**OBJECTIVE:** Filter these entries, keeping only lines that hold the word "earn".

━━━ RAW RECORDS ━━━

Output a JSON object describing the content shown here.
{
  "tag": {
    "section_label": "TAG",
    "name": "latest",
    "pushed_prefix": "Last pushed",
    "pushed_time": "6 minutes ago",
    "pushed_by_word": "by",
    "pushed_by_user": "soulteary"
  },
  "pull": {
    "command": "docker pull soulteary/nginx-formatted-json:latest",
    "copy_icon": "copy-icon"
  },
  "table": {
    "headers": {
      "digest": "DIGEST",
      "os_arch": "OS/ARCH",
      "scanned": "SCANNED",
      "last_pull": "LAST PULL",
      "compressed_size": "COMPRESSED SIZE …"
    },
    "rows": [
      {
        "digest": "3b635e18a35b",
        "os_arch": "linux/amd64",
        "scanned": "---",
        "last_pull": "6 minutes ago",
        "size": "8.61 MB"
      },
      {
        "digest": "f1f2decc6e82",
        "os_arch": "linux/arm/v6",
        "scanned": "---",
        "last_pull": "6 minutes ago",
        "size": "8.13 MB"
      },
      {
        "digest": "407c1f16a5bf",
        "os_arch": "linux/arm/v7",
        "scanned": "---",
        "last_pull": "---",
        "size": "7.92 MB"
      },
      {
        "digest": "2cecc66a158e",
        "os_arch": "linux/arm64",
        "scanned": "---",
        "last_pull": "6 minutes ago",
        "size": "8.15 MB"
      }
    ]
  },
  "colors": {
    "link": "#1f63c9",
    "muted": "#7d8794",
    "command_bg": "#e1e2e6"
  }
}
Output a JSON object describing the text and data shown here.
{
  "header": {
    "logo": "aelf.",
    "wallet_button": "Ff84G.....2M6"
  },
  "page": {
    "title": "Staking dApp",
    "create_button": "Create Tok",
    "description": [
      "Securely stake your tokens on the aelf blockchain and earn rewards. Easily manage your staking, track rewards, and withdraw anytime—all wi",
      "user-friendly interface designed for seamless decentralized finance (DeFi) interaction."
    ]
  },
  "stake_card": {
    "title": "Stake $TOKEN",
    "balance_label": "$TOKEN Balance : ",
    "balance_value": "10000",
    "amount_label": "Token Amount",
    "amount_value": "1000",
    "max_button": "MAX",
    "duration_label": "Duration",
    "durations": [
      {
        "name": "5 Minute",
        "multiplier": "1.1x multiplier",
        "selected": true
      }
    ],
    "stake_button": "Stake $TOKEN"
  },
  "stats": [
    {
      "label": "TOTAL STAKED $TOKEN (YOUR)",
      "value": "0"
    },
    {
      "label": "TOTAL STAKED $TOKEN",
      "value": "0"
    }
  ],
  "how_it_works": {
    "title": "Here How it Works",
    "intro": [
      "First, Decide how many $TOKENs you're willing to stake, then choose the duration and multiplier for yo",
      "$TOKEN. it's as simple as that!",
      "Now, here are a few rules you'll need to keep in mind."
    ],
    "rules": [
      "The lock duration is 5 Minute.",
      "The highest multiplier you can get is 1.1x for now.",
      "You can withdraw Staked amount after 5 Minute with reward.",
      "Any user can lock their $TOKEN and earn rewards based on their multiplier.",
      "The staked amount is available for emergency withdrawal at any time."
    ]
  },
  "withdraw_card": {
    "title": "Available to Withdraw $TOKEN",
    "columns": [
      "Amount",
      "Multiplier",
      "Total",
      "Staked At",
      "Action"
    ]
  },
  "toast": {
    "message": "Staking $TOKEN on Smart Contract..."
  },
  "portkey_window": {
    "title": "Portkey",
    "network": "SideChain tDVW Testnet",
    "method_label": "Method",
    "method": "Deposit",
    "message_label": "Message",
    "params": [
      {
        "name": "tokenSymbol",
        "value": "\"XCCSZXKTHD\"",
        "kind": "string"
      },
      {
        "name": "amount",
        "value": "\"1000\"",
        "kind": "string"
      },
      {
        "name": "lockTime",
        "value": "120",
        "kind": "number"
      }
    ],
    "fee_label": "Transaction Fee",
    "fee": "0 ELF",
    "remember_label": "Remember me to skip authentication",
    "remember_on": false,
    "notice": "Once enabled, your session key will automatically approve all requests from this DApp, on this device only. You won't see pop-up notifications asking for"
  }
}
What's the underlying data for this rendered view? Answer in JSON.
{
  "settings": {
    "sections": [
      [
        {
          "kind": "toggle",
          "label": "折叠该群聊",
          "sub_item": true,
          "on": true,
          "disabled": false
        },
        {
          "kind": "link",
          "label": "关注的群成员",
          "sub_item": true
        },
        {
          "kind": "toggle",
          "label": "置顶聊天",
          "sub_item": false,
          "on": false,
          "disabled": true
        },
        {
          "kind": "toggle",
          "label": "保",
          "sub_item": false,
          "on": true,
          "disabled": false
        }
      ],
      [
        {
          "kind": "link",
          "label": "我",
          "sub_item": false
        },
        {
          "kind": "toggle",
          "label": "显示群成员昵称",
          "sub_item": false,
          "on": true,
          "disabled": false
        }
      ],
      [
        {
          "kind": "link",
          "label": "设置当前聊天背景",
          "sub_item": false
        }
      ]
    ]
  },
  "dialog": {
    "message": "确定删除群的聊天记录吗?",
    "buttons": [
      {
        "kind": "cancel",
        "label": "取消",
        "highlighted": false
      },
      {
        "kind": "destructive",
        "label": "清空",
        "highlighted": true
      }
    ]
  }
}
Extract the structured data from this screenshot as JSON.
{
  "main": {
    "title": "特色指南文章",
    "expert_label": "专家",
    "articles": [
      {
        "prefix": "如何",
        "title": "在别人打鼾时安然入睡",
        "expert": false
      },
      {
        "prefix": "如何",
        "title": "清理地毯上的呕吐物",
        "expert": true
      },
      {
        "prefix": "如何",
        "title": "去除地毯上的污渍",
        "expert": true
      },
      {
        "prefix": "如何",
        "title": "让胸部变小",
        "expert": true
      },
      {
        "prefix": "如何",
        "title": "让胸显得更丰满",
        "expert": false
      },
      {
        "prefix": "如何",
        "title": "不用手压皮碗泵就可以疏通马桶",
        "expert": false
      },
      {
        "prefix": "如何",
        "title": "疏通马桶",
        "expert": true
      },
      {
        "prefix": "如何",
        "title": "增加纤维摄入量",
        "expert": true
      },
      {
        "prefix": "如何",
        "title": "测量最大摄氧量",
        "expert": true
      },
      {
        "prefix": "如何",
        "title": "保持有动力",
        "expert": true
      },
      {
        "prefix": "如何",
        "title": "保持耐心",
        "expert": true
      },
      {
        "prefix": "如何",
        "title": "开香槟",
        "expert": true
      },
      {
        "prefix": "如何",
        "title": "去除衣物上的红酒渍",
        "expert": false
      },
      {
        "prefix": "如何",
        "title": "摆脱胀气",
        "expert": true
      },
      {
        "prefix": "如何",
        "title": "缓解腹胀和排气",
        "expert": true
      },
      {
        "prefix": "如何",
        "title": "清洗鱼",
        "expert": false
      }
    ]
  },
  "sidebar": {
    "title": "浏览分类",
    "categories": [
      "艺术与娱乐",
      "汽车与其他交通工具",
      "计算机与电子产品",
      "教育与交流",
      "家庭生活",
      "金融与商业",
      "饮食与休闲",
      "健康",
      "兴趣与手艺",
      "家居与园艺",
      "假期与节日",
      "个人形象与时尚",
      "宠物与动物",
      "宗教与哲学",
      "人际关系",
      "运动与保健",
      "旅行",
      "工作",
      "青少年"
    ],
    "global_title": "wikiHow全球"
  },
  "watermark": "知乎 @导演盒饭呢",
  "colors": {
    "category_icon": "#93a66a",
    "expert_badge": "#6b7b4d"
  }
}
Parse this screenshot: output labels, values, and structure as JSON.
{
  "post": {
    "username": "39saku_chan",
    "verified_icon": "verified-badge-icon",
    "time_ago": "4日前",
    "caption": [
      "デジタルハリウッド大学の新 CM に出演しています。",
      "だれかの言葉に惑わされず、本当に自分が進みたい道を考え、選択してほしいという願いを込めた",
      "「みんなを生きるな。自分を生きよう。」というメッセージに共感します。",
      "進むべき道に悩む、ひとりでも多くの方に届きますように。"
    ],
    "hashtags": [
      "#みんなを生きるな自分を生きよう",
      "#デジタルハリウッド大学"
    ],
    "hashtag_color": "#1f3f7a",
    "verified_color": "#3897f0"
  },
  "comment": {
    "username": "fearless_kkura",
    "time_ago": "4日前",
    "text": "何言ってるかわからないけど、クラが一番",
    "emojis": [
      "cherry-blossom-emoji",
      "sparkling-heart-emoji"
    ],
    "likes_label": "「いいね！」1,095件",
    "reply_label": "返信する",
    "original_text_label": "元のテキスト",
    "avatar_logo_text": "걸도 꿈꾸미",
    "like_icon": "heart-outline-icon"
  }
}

━━━

**PROBLEM SOLUTION:**
      "Securely stake your tokens on the aelf blockchain and earn rewards. Easily manage your staking, track rewards, and withdraw anytime—all wi",
      "Any user can lock their $TOKEN and earn rewards based on their multiplier.",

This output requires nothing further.